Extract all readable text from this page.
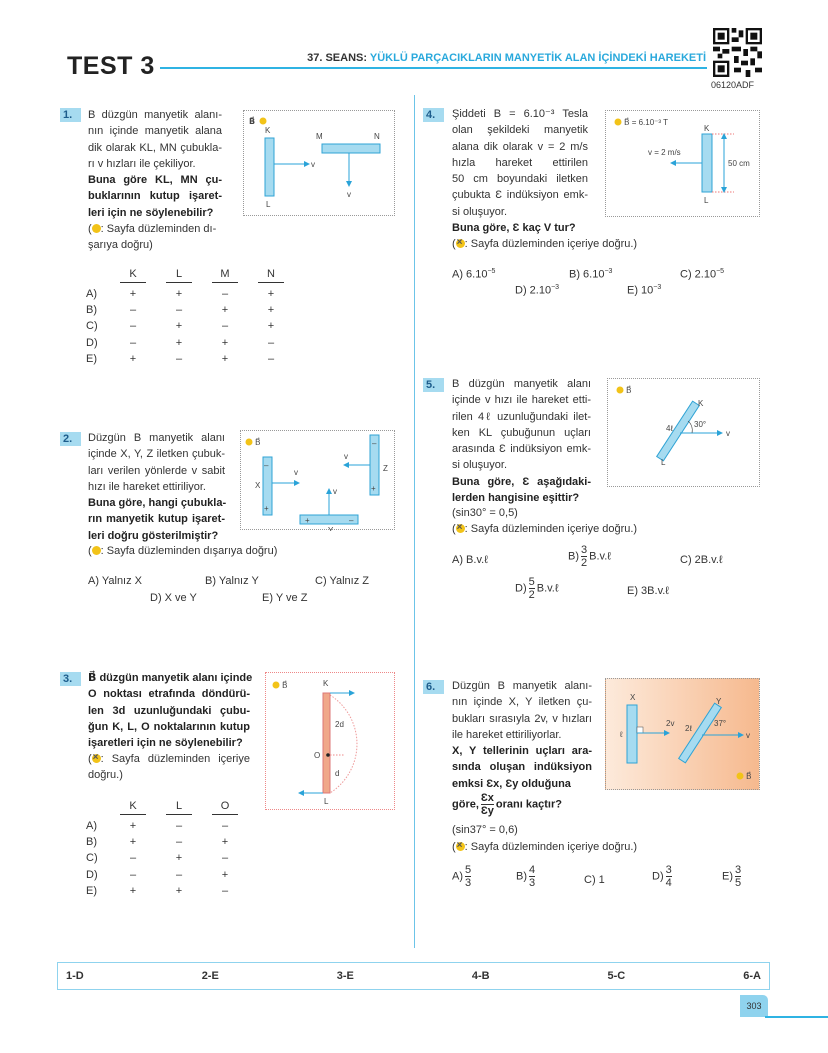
TEST 3	37. SEANS: YÜKLÜ PARÇACIKLARIN MANYETİK ALAN İÇİNDEKİ HAREKETİ
06120ADF
1.	B düzgün manyetik alanı-
nın içinde manyetik alana
dik olarak KL, MN çubukla-
rı v hızları ile çekiliyor.
Buna göre KL, MN çu-
buklarının kutup işaret-
leri için ne söylenebilir?
( : Sayfa düzleminden dı-
şarıya doğru)
B⃗
K
L
v
M	N
v
	K	L	M	N
A)	+	+	–	+
B)	–	–	+	+
C)	–	+	–	+
D)	–	+	+	–
E)	+	–	+	–
2.	Düzgün B manyetik alanı
içinde X, Y, Z iletken çubuk-
ları verilen yönlerde v sabit
hızı ile hareket ettiriliyor.
Buna göre, hangi çubukla-
rın manyetik kutup işaret-
leri doğru gösterilmiştir?
( : Sayfa düzleminden dışarıya doğru)
B⃗
–
+
X
v
+	–
Y
v
–
+
Z
v
A) Yalnız X	B) Yalnız Y	C) Yalnız Z
D) X ve Y	E) Y ve Z
3.	B⃗ düzgün manyetik alanı içinde
O noktası etrafında döndürü-
len 3d uzunluğundaki çubu-
ğun K, L, O noktalarının kutup
işaretleri için ne söylenebilir?
( × : Sayfa düzleminden içeriye
doğru.)
B⃗	K
O
2d
d
L
	K	L	O
A)	+	–	–
B)	+	–	+
C)	–	+	–
D)	–	–	+
E)	+	+	–
4.	Şiddeti B = 6.10⁻³ Tesla
olan şekildeki manyetik
alana dik olarak v = 2 m/s
hızla hareket ettirilen
50 cm boyundaki iletken
çubukta Ɛ indüksiyon emk-
si oluşuyor.
Buna göre, Ɛ kaç V tur?
( × : Sayfa düzleminden içeriye doğru.)
B⃗ = 6.10⁻³ T
K
L
50 cm
v = 2 m/s
A) $6.10^{-5}$	B) $6.10^{-3}$	C) $2.10^{-5}$
D) $2.10^{-3}$	E) $10^{-3}$
5.	B düzgün manyetik alanı
içinde v hızı ile hareket etti-
rilen 4ℓ uzunluğundaki ilet-
ken KL çubuğunun uçları
arasında Ɛ indüksiyon emk-
si oluşuyor.
Buna göre, Ɛ aşağıdaki-
lerden hangisine eşittir?
(sin30° = 0,5)
( × : Sayfa düzleminden içeriye doğru.)
B⃗
K
L
4ℓ
v
30°
A) B.v.ℓ	$B) \frac{3}{2}$ B.v.ℓ	C) 2B.v.ℓ
$D) \frac{5}{2}$ B.v.ℓ	E) 3B.v.ℓ
6.	Düzgün B manyetik alanı-
nın içinde X, Y iletken çu-
bukları sırasıyla 2v, v hızları
ile hareket ettiriliyorlar.
X, Y tellerinin uçları ara-
sında oluşan indüksiyon
emksi Ɛx, Ɛy olduğuna
göre, $\frac{Ɛx}{Ɛy}$ oranı kaçtır?
(sin37° = 0,6)
( × : Sayfa düzleminden içeriye doğru.)
X
ℓ
2v
Y
2ℓ
v
37°
B⃗
$A) \frac{5}{3}$	$B) \frac{4}{3}$	C) 1	$D) \frac{3}{4}$	$E) \frac{3}{5}$
1-D	2-E	3-E	4-B	5-C	6-A
303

_____

Stated exercise ::
Search the lines above for the string "söylenebilir", then show every one that has it.

Response ::
leri için ne söylenebilir?
işaretleri için ne söylenebilir?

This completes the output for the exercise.